Records provided:
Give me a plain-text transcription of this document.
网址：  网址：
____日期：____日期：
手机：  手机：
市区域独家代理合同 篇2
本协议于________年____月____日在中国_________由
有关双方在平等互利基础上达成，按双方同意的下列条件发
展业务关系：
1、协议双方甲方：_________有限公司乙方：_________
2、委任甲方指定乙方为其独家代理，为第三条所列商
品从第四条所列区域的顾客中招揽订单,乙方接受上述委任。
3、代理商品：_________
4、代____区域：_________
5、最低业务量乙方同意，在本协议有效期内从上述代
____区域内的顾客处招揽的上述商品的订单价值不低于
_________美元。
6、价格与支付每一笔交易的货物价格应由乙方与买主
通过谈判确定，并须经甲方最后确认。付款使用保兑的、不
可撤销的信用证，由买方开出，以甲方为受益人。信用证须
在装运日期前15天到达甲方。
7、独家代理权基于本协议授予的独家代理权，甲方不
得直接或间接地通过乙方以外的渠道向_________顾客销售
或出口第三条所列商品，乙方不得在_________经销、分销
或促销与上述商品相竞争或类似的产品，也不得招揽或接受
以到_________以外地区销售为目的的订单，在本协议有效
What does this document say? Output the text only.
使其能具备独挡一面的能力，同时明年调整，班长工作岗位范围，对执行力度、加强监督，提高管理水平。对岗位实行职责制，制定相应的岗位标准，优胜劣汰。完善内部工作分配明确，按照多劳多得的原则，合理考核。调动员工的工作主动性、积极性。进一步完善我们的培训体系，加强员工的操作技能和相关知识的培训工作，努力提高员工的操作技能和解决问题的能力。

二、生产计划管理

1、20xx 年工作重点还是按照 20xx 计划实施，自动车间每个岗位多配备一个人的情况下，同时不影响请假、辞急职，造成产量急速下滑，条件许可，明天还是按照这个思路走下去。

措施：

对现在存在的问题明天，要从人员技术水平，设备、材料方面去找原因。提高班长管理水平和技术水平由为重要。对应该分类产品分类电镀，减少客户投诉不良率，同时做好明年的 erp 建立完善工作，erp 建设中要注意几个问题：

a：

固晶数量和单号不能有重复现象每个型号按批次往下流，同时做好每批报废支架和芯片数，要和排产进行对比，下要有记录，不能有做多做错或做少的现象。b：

Prompt: All of the records must be retyped exactly as they are.

Written response:
Give me a plain-text transcription of this document.
网址：  网址：
____日期：____日期：
手机：  手机：
市区域独家代理合同 篇2
本协议于________年____月____日在中国_________由
有关双方在平等互利基础上达成，按双方同意的下列条件发
展业务关系：
1、协议双方甲方：_________有限公司乙方：_________
2、委任甲方指定乙方为其独家代理，为第三条所列商
品从第四条所列区域的顾客中招揽订单,乙方接受上述委任。
3、代理商品：_________
4、代____区域：_________
5、最低业务量乙方同意，在本协议有效期内从上述代
____区域内的顾客处招揽的上述商品的订单价值不低于
_________美元。
6、价格与支付每一笔交易的货物价格应由乙方与买主
通过谈判确定，并须经甲方最后确认。付款使用保兑的、不
可撤销的信用证，由买方开出，以甲方为受益人。信用证须
在装运日期前15天到达甲方。
7、独家代理权基于本协议授予的独家代理权，甲方不
得直接或间接地通过乙方以外的渠道向_________顾客销售
或出口第三条所列商品，乙方不得在_________经销、分销
或促销与上述商品相竞争或类似的产品，也不得招揽或接受
以到_________以外地区销售为目的的订单，在本协议有效
What does this document say? Output the text only.
使其能具备独挡一面的能力，同时明年调整，班长工作岗位范围，对执行力度、加强监督，提高管理水平。对岗位实行职责制，制定相应的岗位标准，优胜劣汰。完善内部工作分配明确，按照多劳多得的原则，合理考核。调动员工的工作主动性、积极性。进一步完善我们的培训体系，加强员工的操作技能和相关知识的培训工作，努力提高员工的操作技能和解决问题的能力。

二、生产计划管理

1、20xx 年工作重点还是按照 20xx 计划实施，自动车间每个岗位多配备一个人的情况下，同时不影响请假、辞急职，造成产量急速下滑，条件许可，明天还是按照这个思路走下去。

措施：

对现在存在的问题明天，要从人员技术水平，设备、材料方面去找原因。提高班长管理水平和技术水平由为重要。对应该分类产品分类电镀，减少客户投诉不良率，同时做好明年的 erp 建立完善工作，erp 建设中要注意几个问题：

a：

固晶数量和单号不能有重复现象每个型号按批次往下流，同时做好每批报废支架和芯片数，要和排产进行对比，下要有记录，不能有做多做错或做少的现象。b：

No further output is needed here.